Available data:
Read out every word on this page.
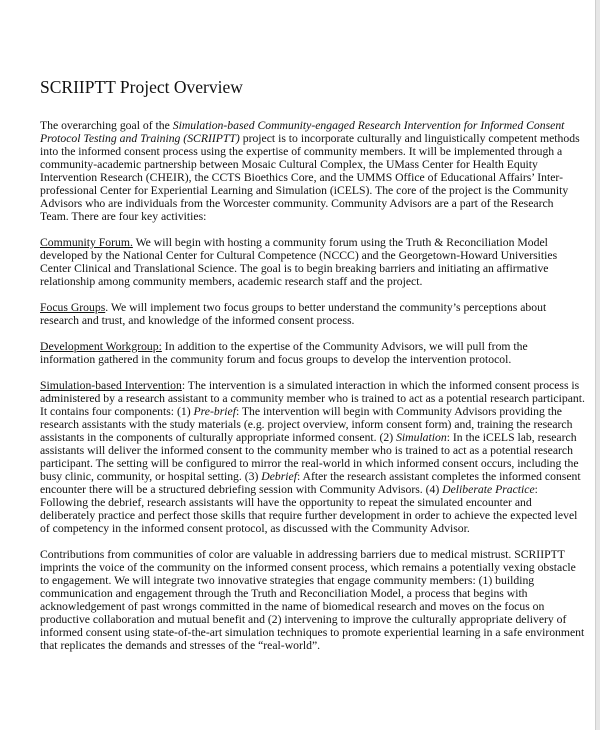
SCRIIPTT Project Overview
The overarching goal of the Simulation-based Community-engaged Research Intervention for Informed Consent
Protocol Testing and Training (SCRIIPTT) project is to incorporate culturally and linguistically competent methods
into the informed consent process using the expertise of community members. It will be implemented through a
community-academic partnership between Mosaic Cultural Complex, the UMass Center for Health Equity
Intervention Research (CHEIR), the CCTS Bioethics Core, and the UMMS Office of Educational Affairs’ Inter-
professional Center for Experiential Learning and Simulation (iCELS). The core of the project is the Community
Advisors who are individuals from the Worcester community. Community Advisors are a part of the Research
Team. There are four key activities:
Community Forum. We will begin with hosting a community forum using the Truth & Reconciliation Model
developed by the National Center for Cultural Competence (NCCC) and the Georgetown-Howard Universities
Center Clinical and Translational Science. The goal is to begin breaking barriers and initiating an affirmative
relationship among community members, academic research staff and the project.
Focus Groups. We will implement two focus groups to better understand the community’s perceptions about
research and trust, and knowledge of the informed consent process.
Development Workgroup: In addition to the expertise of the Community Advisors, we will pull from the
information gathered in the community forum and focus groups to develop the intervention protocol.
Simulation-based Intervention: The intervention is a simulated interaction in which the informed consent process is
administered by a research assistant to a community member who is trained to act as a potential research participant.
It contains four components: (1) Pre-brief: The intervention will begin with Community Advisors providing the
research assistants with the study materials (e.g. project overview, inform consent form) and, training the research
assistants in the components of culturally appropriate informed consent. (2) Simulation: In the iCELS lab, research
assistants will deliver the informed consent to the community member who is trained to act as a potential research
participant. The setting will be configured to mirror the real-world in which informed consent occurs, including the
busy clinic, community, or hospital setting. (3) Debrief: After the research assistant completes the informed consent
encounter there will be a structured debriefing session with Community Advisors. (4) Deliberate Practice:
Following the debrief, research assistants will have the opportunity to repeat the simulated encounter and
deliberately practice and perfect those skills that require further development in order to achieve the expected level
of competency in the informed consent protocol, as discussed with the Community Advisor.
Contributions from communities of color are valuable in addressing barriers due to medical mistrust. SCRIIPTT
imprints the voice of the community on the informed consent process, which remains a potentially vexing obstacle
to engagement. We will integrate two innovative strategies that engage community members: (1) building
communication and engagement through the Truth and Reconciliation Model, a process that begins with
acknowledgement of past wrongs committed in the name of biomedical research and moves on the focus on
productive collaboration and mutual benefit and (2) intervening to improve the culturally appropriate delivery of
informed consent using state-of-the-art simulation techniques to promote experiential learning in a safe environment
that replicates the demands and stresses of the “real-world”.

Work to do: Your job is to transcribe the entries above exactly; skip the pictures.

Result of this exercise:
Read out every word on this page.
SCRIIPTT Project Overview
The overarching goal of the Simulation-based Community-engaged Research Intervention for Informed Consent
Protocol Testing and Training (SCRIIPTT) project is to incorporate culturally and linguistically competent methods
into the informed consent process using the expertise of community members. It will be implemented through a
community-academic partnership between Mosaic Cultural Complex, the UMass Center for Health Equity
Intervention Research (CHEIR), the CCTS Bioethics Core, and the UMMS Office of Educational Affairs’ Inter-
professional Center for Experiential Learning and Simulation (iCELS). The core of the project is the Community
Advisors who are individuals from the Worcester community. Community Advisors are a part of the Research
Team. There are four key activities:
Community Forum. We will begin with hosting a community forum using the Truth & Reconciliation Model
developed by the National Center for Cultural Competence (NCCC) and the Georgetown-Howard Universities
Center Clinical and Translational Science. The goal is to begin breaking barriers and initiating an affirmative
relationship among community members, academic research staff and the project.
Focus Groups. We will implement two focus groups to better understand the community’s perceptions about
research and trust, and knowledge of the informed consent process.
Development Workgroup: In addition to the expertise of the Community Advisors, we will pull from the
information gathered in the community forum and focus groups to develop the intervention protocol.
Simulation-based Intervention: The intervention is a simulated interaction in which the informed consent process is
administered by a research assistant to a community member who is trained to act as a potential research participant.
It contains four components: (1) Pre-brief: The intervention will begin with Community Advisors providing the
research assistants with the study materials (e.g. project overview, inform consent form) and, training the research
assistants in the components of culturally appropriate informed consent. (2) Simulation: In the iCELS lab, research
assistants will deliver the informed consent to the community member who is trained to act as a potential research
participant. The setting will be configured to mirror the real-world in which informed consent occurs, including the
busy clinic, community, or hospital setting. (3) Debrief: After the research assistant completes the informed consent
encounter there will be a structured debriefing session with Community Advisors. (4) Deliberate Practice:
Following the debrief, research assistants will have the opportunity to repeat the simulated encounter and
deliberately practice and perfect those skills that require further development in order to achieve the expected level
of competency in the informed consent protocol, as discussed with the Community Advisor.
Contributions from communities of color are valuable in addressing barriers due to medical mistrust. SCRIIPTT
imprints the voice of the community on the informed consent process, which remains a potentially vexing obstacle
to engagement. We will integrate two innovative strategies that engage community members: (1) building
communication and engagement through the Truth and Reconciliation Model, a process that begins with
acknowledgement of past wrongs committed in the name of biomedical research and moves on the focus on
productive collaboration and mutual benefit and (2) intervening to improve the culturally appropriate delivery of
informed consent using state-of-the-art simulation techniques to promote experiential learning in a safe environment
that replicates the demands and stresses of the “real-world”.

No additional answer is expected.